Aim of the task
Output the records exactly. Include every line.

Provided information

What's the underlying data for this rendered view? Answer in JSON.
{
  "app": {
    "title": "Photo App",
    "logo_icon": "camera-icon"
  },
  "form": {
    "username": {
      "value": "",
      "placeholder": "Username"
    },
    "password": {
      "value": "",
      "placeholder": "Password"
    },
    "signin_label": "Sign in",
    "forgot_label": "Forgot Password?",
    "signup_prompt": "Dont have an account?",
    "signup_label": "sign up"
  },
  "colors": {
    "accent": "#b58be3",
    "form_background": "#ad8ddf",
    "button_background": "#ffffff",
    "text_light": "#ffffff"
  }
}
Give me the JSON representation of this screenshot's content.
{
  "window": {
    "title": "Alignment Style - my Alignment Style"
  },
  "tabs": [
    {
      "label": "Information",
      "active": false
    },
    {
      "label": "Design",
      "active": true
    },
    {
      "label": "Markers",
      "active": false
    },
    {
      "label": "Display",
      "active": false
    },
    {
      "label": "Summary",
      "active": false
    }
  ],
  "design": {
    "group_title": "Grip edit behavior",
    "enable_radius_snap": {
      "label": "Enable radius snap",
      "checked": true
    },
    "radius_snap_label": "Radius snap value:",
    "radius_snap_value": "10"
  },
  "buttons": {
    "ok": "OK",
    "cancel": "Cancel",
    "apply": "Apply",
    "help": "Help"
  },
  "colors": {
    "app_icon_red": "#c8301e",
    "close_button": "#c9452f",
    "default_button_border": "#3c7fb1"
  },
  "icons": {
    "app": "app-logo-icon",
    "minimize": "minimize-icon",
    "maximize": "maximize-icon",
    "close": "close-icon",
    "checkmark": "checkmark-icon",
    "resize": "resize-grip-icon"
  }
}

Answer to this exercise
What's the underlying data for this rendered view? Answer in JSON.
{
  "app": {
    "title": "Photo App",
    "logo_icon": "camera-icon"
  },
  "form": {
    "username": {
      "value": "",
      "placeholder": "Username"
    },
    "password": {
      "value": "",
      "placeholder": "Password"
    },
    "signin_label": "Sign in",
    "forgot_label": "Forgot Password?",
    "signup_prompt": "Dont have an account?",
    "signup_label": "sign up"
  },
  "colors": {
    "accent": "#b58be3",
    "form_background": "#ad8ddf",
    "button_background": "#ffffff",
    "text_light": "#ffffff"
  }
}
Give me the JSON representation of this screenshot's content.
{
  "window": {
    "title": "Alignment Style - my Alignment Style"
  },
  "tabs": [
    {
      "label": "Information",
      "active": false
    },
    {
      "label": "Design",
      "active": true
    },
    {
      "label": "Markers",
      "active": false
    },
    {
      "label": "Display",
      "active": false
    },
    {
      "label": "Summary",
      "active": false
    }
  ],
  "design": {
    "group_title": "Grip edit behavior",
    "enable_radius_snap": {
      "label": "Enable radius snap",
      "checked": true
    },
    "radius_snap_label": "Radius snap value:",
    "radius_snap_value": "10"
  },
  "buttons": {
    "ok": "OK",
    "cancel": "Cancel",
    "apply": "Apply",
    "help": "Help"
  },
  "colors": {
    "app_icon_red": "#c8301e",
    "close_button": "#c9452f",
    "default_button_border": "#3c7fb1"
  },
  "icons": {
    "app": "app-logo-icon",
    "minimize": "minimize-icon",
    "maximize": "maximize-icon",
    "close": "close-icon",
    "checkmark": "checkmark-icon",
    "resize": "resize-grip-icon"
  }
}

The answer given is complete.